--- start of Record set ---

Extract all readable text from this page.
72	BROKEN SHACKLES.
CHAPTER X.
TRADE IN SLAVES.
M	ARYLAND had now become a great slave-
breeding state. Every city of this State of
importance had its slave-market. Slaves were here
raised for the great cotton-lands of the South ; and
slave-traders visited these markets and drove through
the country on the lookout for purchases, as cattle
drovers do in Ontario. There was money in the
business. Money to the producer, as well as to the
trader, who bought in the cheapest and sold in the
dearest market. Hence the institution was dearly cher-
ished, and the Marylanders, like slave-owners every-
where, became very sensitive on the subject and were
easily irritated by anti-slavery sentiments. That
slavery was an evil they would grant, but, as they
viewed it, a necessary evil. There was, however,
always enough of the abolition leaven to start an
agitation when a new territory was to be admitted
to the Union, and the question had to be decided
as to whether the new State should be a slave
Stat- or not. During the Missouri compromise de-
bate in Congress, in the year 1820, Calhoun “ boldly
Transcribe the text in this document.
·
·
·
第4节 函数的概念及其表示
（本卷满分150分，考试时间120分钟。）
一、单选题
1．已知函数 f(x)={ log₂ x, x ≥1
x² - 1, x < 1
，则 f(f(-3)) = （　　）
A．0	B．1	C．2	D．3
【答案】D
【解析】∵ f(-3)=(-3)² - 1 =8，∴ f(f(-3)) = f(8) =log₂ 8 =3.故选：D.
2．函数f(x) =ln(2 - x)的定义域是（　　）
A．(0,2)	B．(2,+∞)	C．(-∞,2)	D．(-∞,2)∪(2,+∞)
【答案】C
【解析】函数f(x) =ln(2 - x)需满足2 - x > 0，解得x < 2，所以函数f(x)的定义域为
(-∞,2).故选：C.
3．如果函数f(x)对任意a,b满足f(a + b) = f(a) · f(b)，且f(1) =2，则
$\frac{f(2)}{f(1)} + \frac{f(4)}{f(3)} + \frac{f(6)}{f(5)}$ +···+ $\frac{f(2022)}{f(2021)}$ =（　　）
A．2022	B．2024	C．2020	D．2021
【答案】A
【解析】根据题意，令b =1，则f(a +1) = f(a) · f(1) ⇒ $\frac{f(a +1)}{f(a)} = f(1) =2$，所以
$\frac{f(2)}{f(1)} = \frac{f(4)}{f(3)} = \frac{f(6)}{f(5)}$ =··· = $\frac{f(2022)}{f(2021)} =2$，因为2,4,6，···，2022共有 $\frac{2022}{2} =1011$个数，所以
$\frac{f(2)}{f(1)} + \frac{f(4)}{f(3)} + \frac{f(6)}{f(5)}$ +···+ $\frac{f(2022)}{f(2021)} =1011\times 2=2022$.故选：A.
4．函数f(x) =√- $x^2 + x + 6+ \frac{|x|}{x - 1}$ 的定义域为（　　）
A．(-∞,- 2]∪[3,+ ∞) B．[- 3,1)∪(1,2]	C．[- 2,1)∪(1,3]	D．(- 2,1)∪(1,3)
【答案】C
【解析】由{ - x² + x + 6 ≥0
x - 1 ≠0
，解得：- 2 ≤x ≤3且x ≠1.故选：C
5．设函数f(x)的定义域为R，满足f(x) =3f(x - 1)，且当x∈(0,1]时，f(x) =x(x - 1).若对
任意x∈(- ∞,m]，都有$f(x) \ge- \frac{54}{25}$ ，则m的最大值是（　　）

--- end of Record set ---

Objective: Without leaving anything out, give the entries again exactly.

Response to this task:
Extract all readable text from this page.
72	BROKEN SHACKLES.
CHAPTER X.
TRADE IN SLAVES.
M	ARYLAND had now become a great slave-
breeding state. Every city of this State of
importance had its slave-market. Slaves were here
raised for the great cotton-lands of the South ; and
slave-traders visited these markets and drove through
the country on the lookout for purchases, as cattle
drovers do in Ontario. There was money in the
business. Money to the producer, as well as to the
trader, who bought in the cheapest and sold in the
dearest market. Hence the institution was dearly cher-
ished, and the Marylanders, like slave-owners every-
where, became very sensitive on the subject and were
easily irritated by anti-slavery sentiments. That
slavery was an evil they would grant, but, as they
viewed it, a necessary evil. There was, however,
always enough of the abolition leaven to start an
agitation when a new territory was to be admitted
to the Union, and the question had to be decided
as to whether the new State should be a slave
Stat- or not. During the Missouri compromise de-
bate in Congress, in the year 1820, Calhoun “ boldly
Transcribe the text in this document.
·
·
·
第4节 函数的概念及其表示
（本卷满分150分，考试时间120分钟。）
一、单选题
1．已知函数 f(x)={ log₂ x, x ≥1
x² - 1, x < 1
，则 f(f(-3)) = （　　）
A．0	B．1	C．2	D．3
【答案】D
【解析】∵ f(-3)=(-3)² - 1 =8，∴ f(f(-3)) = f(8) =log₂ 8 =3.故选：D.
2．函数f(x) =ln(2 - x)的定义域是（　　）
A．(0,2)	B．(2,+∞)	C．(-∞,2)	D．(-∞,2)∪(2,+∞)
【答案】C
【解析】函数f(x) =ln(2 - x)需满足2 - x > 0，解得x < 2，所以函数f(x)的定义域为
(-∞,2).故选：C.
3．如果函数f(x)对任意a,b满足f(a + b) = f(a) · f(b)，且f(1) =2，则
$\frac{f(2)}{f(1)} + \frac{f(4)}{f(3)} + \frac{f(6)}{f(5)}$ +···+ $\frac{f(2022)}{f(2021)}$ =（　　）
A．2022	B．2024	C．2020	D．2021
【答案】A
【解析】根据题意，令b =1，则f(a +1) = f(a) · f(1) ⇒ $\frac{f(a +1)}{f(a)} = f(1) =2$，所以
$\frac{f(2)}{f(1)} = \frac{f(4)}{f(3)} = \frac{f(6)}{f(5)}$ =··· = $\frac{f(2022)}{f(2021)} =2$，因为2,4,6，···，2022共有 $\frac{2022}{2} =1011$个数，所以
$\frac{f(2)}{f(1)} + \frac{f(4)}{f(3)} + \frac{f(6)}{f(5)}$ +···+ $\frac{f(2022)}{f(2021)} =1011\times 2=2022$.故选：A.
4．函数f(x) =√- $x^2 + x + 6+ \frac{|x|}{x - 1}$ 的定义域为（　　）
A．(-∞,- 2]∪[3,+ ∞) B．[- 3,1)∪(1,2]	C．[- 2,1)∪(1,3]	D．(- 2,1)∪(1,3)
【答案】C
【解析】由{ - x² + x + 6 ≥0
x - 1 ≠0
，解得：- 2 ≤x ≤3且x ≠1.故选：C
5．设函数f(x)的定义域为R，满足f(x) =3f(x - 1)，且当x∈(0,1]时，f(x) =x(x - 1).若对
任意x∈(- ∞,m]，都有$f(x) \ge- \frac{54}{25}$ ，则m的最大值是（　　）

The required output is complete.